• [Required work]
Below are some entries. Output each one exactly as it appears.

• [Input material]
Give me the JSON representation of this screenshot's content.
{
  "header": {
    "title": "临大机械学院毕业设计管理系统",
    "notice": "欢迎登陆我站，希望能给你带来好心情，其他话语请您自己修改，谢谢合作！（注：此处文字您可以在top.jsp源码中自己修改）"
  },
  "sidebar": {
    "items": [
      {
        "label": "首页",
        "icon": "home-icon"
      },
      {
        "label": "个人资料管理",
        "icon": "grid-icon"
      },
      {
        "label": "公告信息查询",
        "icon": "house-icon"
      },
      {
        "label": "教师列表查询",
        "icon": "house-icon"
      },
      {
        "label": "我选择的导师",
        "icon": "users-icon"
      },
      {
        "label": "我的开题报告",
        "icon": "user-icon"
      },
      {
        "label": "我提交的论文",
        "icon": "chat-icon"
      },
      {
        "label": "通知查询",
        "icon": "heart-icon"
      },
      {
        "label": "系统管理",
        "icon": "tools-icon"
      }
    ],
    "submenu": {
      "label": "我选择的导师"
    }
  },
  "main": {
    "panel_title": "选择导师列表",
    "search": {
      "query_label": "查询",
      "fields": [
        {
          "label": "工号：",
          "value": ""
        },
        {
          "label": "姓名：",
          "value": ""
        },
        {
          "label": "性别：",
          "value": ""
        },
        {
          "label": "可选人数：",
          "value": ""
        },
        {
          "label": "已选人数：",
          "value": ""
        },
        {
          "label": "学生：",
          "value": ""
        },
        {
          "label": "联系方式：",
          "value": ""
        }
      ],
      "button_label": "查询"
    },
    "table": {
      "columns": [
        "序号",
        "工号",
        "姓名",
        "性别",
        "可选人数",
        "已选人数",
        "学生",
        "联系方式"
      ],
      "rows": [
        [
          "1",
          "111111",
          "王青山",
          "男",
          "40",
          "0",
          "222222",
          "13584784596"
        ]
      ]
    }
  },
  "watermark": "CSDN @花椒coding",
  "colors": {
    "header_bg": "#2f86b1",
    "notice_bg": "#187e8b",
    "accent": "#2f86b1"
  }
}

• [The solution]
Give me the JSON representation of this screenshot's content.
{
  "header": {
    "title": "临大机械学院毕业设计管理系统",
    "notice": "欢迎登陆我站，希望能给你带来好心情，其他话语请您自己修改，谢谢合作！（注：此处文字您可以在top.jsp源码中自己修改）"
  },
  "sidebar": {
    "items": [
      {
        "label": "首页",
        "icon": "home-icon"
      },
      {
        "label": "个人资料管理",
        "icon": "grid-icon"
      },
      {
        "label": "公告信息查询",
        "icon": "house-icon"
      },
      {
        "label": "教师列表查询",
        "icon": "house-icon"
      },
      {
        "label": "我选择的导师",
        "icon": "users-icon"
      },
      {
        "label": "我的开题报告",
        "icon": "user-icon"
      },
      {
        "label": "我提交的论文",
        "icon": "chat-icon"
      },
      {
        "label": "通知查询",
        "icon": "heart-icon"
      },
      {
        "label": "系统管理",
        "icon": "tools-icon"
      }
    ],
    "submenu": {
      "label": "我选择的导师"
    }
  },
  "main": {
    "panel_title": "选择导师列表",
    "search": {
      "query_label": "查询",
      "fields": [
        {
          "label": "工号：",
          "value": ""
        },
        {
          "label": "姓名：",
          "value": ""
        },
        {
          "label": "性别：",
          "value": ""
        },
        {
          "label": "可选人数：",
          "value": ""
        },
        {
          "label": "已选人数：",
          "value": ""
        },
        {
          "label": "学生：",
          "value": ""
        },
        {
          "label": "联系方式：",
          "value": ""
        }
      ],
      "button_label": "查询"
    },
    "table": {
      "columns": [
        "序号",
        "工号",
        "姓名",
        "性别",
        "可选人数",
        "已选人数",
        "学生",
        "联系方式"
      ],
      "rows": [
        [
          "1",
          "111111",
          "王青山",
          "男",
          "40",
          "0",
          "222222",
          "13584784596"
        ]
      ]
    }
  },
  "watermark": "CSDN @花椒coding",
  "colors": {
    "header_bg": "#2f86b1",
    "notice_bg": "#187e8b",
    "accent": "#2f86b1"
  }
}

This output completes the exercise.